**WHAT NEEDS TO BE DONE**
Look through the lines and report how many include the word "Operation", giving nothing but the number.

**ENTRIES**
◆ ◆ ◆ ◆ ◆
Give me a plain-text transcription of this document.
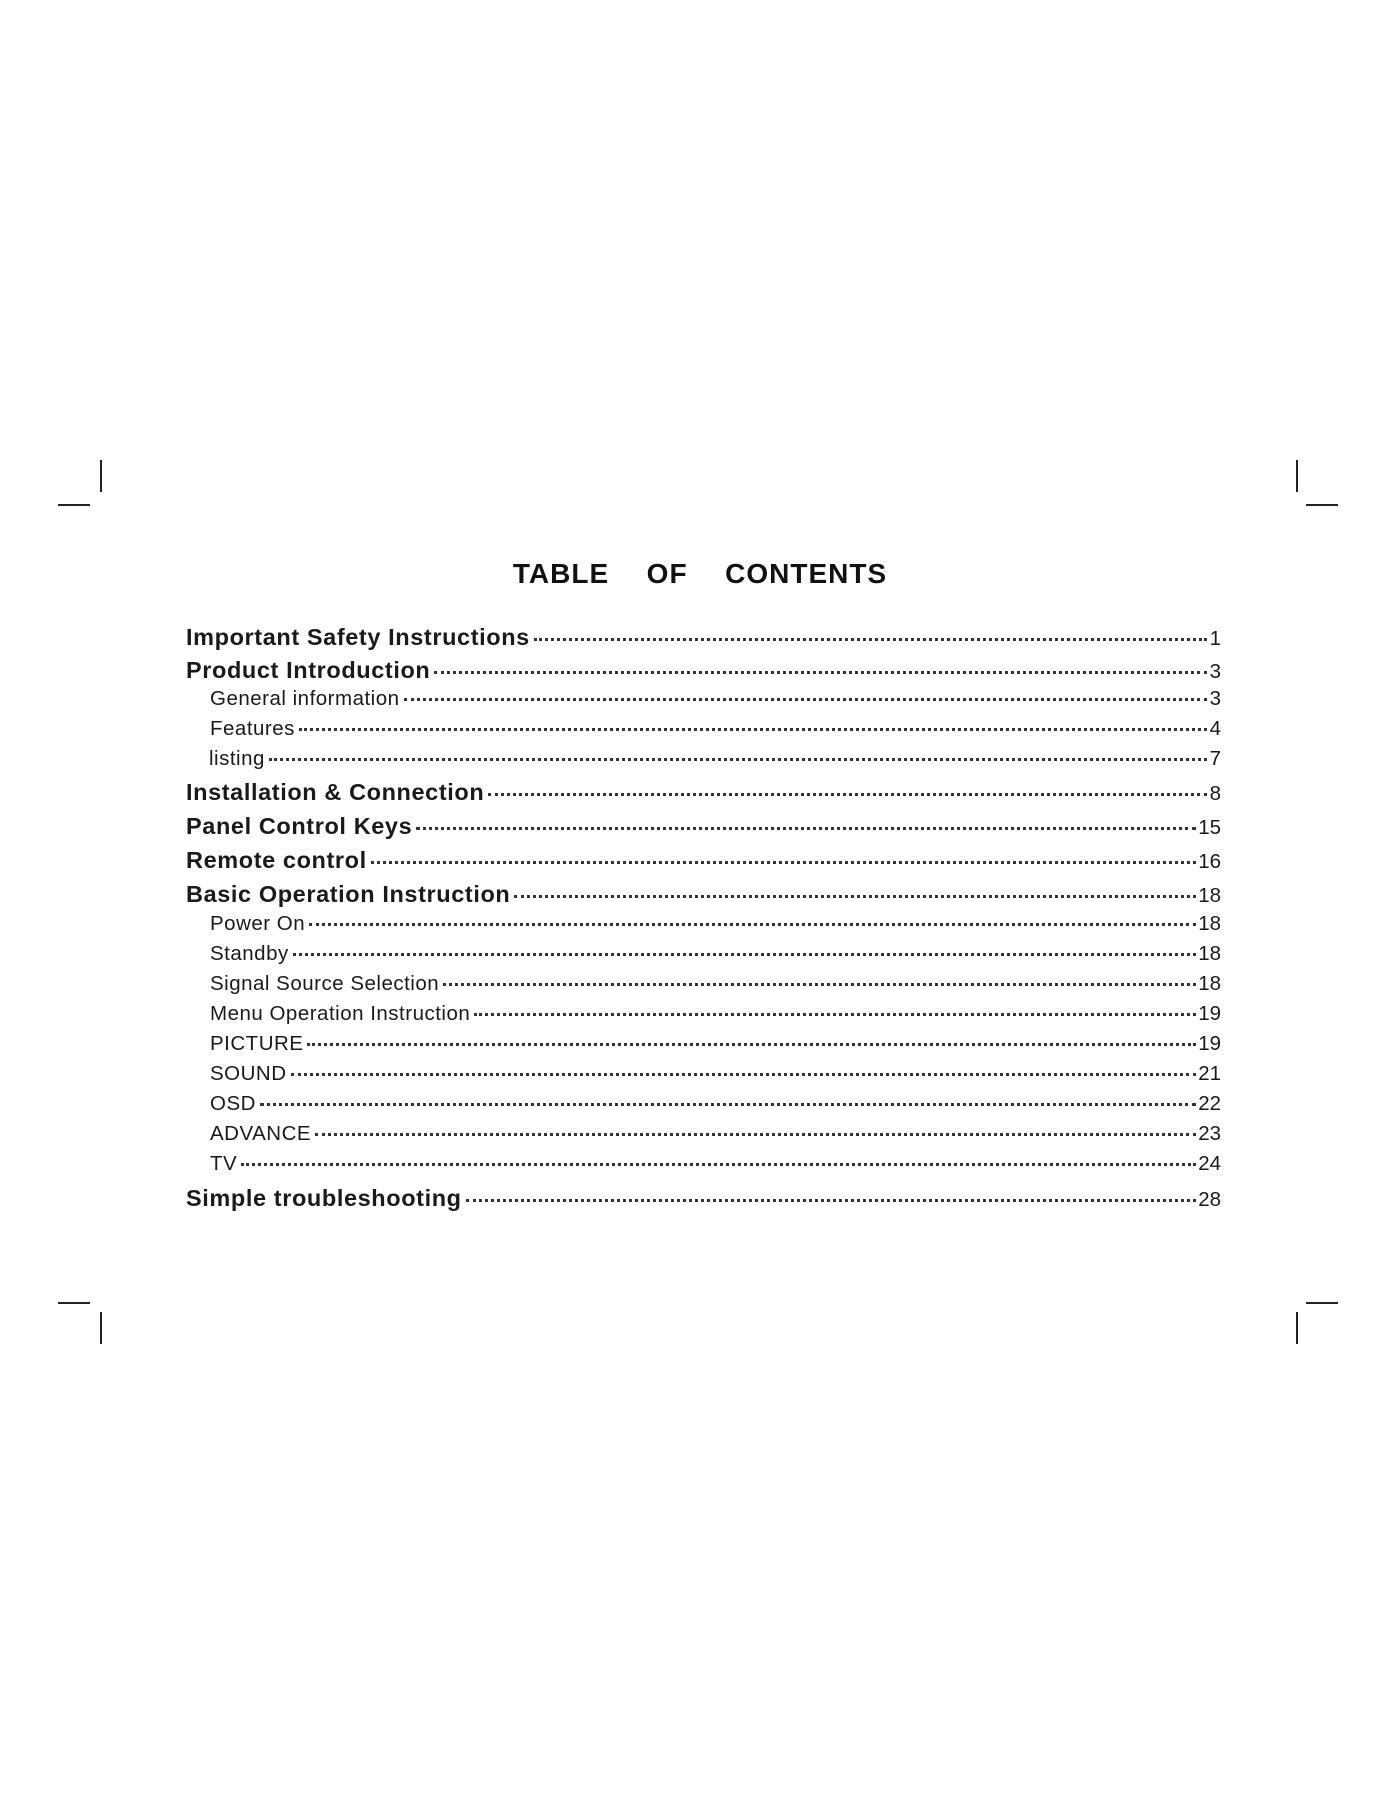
TABLE  OF  CONTENTS
Important Safety Instructions	1
Product Introduction	3
General information	3
Features	4
listing	7
Installation & Connection	8
Panel Control Keys	15
Remote control	16
Basic Operation Instruction	18
Power On	18
Standby	18
Signal Source Selection	18
Menu Operation Instruction	19
PICTURE	19
SOUND	21
OSD	22
ADVANCE	23
TV	24
Simple troubleshooting	28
◆ ◆ ◆ ◆ ◆
**THE SOLUTION**
2